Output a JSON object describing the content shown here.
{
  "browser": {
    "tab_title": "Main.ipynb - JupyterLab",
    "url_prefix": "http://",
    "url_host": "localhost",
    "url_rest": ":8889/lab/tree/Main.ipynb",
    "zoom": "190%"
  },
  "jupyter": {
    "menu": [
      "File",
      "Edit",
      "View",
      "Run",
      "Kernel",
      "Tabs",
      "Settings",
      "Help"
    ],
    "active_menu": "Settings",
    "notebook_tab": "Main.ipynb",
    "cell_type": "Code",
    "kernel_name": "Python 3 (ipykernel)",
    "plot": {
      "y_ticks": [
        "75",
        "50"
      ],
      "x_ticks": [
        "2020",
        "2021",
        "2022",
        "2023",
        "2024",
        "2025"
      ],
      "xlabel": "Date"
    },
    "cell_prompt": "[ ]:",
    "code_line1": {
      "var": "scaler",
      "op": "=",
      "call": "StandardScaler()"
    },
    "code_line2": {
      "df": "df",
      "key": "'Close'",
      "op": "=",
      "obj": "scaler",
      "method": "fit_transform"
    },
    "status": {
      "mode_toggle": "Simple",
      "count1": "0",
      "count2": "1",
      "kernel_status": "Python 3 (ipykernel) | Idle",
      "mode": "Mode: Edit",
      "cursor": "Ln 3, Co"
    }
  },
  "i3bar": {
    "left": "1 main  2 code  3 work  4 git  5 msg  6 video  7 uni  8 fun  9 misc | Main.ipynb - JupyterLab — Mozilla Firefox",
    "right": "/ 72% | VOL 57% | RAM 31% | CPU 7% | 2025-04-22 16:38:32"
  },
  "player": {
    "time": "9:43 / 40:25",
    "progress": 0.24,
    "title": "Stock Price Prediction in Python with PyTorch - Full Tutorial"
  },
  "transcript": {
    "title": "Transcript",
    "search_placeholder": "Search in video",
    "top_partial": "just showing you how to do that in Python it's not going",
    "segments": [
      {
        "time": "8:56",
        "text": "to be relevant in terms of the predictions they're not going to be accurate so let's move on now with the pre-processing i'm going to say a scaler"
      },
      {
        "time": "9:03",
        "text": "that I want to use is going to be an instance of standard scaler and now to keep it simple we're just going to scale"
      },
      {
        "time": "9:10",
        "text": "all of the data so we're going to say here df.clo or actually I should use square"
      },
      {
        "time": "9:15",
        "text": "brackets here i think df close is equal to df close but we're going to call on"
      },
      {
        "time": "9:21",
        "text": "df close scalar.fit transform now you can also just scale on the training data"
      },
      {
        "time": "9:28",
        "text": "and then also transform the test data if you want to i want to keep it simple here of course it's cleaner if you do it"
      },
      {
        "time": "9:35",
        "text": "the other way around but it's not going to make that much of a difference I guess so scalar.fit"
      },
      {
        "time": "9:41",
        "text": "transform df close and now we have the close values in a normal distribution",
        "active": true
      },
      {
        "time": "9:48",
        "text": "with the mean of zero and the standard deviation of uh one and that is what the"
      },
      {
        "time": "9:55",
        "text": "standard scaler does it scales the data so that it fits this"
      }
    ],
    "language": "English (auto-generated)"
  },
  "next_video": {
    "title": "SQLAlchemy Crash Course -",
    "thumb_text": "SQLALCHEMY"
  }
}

________________________________________

Restate every entry word for word.

Output a JSON object describing the content shown here.
{
  "browser": {
    "tab_title": "Main.ipynb - JupyterLab",
    "url_prefix": "http://",
    "url_host": "localhost",
    "url_rest": ":8889/lab/tree/Main.ipynb",
    "zoom": "190%"
  },
  "jupyter": {
    "menu": [
      "File",
      "Edit",
      "View",
      "Run",
      "Kernel",
      "Tabs",
      "Settings",
      "Help"
    ],
    "active_menu": "Settings",
    "notebook_tab": "Main.ipynb",
    "cell_type": "Code",
    "kernel_name": "Python 3 (ipykernel)",
    "plot": {
      "y_ticks": [
        "75",
        "50"
      ],
      "x_ticks": [
        "2020",
        "2021",
        "2022",
        "2023",
        "2024",
        "2025"
      ],
      "xlabel": "Date"
    },
    "cell_prompt": "[ ]:",
    "code_line1": {
      "var": "scaler",
      "op": "=",
      "call": "StandardScaler()"
    },
    "code_line2": {
      "df": "df",
      "key": "'Close'",
      "op": "=",
      "obj": "scaler",
      "method": "fit_transform"
    },
    "status": {
      "mode_toggle": "Simple",
      "count1": "0",
      "count2": "1",
      "kernel_status": "Python 3 (ipykernel) | Idle",
      "mode": "Mode: Edit",
      "cursor": "Ln 3, Co"
    }
  },
  "i3bar": {
    "left": "1 main  2 code  3 work  4 git  5 msg  6 video  7 uni  8 fun  9 misc | Main.ipynb - JupyterLab — Mozilla Firefox",
    "right": "/ 72% | VOL 57% | RAM 31% | CPU 7% | 2025-04-22 16:38:32"
  },
  "player": {
    "time": "9:43 / 40:25",
    "progress": 0.24,
    "title": "Stock Price Prediction in Python with PyTorch - Full Tutorial"
  },
  "transcript": {
    "title": "Transcript",
    "search_placeholder": "Search in video",
    "top_partial": "just showing you how to do that in Python it's not going",
    "segments": [
      {
        "time": "8:56",
        "text": "to be relevant in terms of the predictions they're not going to be accurate so let's move on now with the pre-processing i'm going to say a scaler"
      },
      {
        "time": "9:03",
        "text": "that I want to use is going to be an instance of standard scaler and now to keep it simple we're just going to scale"
      },
      {
        "time": "9:10",
        "text": "all of the data so we're going to say here df.clo or actually I should use square"
      },
      {
        "time": "9:15",
        "text": "brackets here i think df close is equal to df close but we're going to call on"
      },
      {
        "time": "9:21",
        "text": "df close scalar.fit transform now you can also just scale on the training data"
      },
      {
        "time": "9:28",
        "text": "and then also transform the test data if you want to i want to keep it simple here of course it's cleaner if you do it"
      },
      {
        "time": "9:35",
        "text": "the other way around but it's not going to make that much of a difference I guess so scalar.fit"
      },
      {
        "time": "9:41",
        "text": "transform df close and now we have the close values in a normal distribution",
        "active": true
      },
      {
        "time": "9:48",
        "text": "with the mean of zero and the standard deviation of uh one and that is what the"
      },
      {
        "time": "9:55",
        "text": "standard scaler does it scales the data so that it fits this"
      }
    ],
    "language": "English (auto-generated)"
  },
  "next_video": {
    "title": "SQLAlchemy Crash Course -",
    "thumb_text": "SQLALCHEMY"
  }
}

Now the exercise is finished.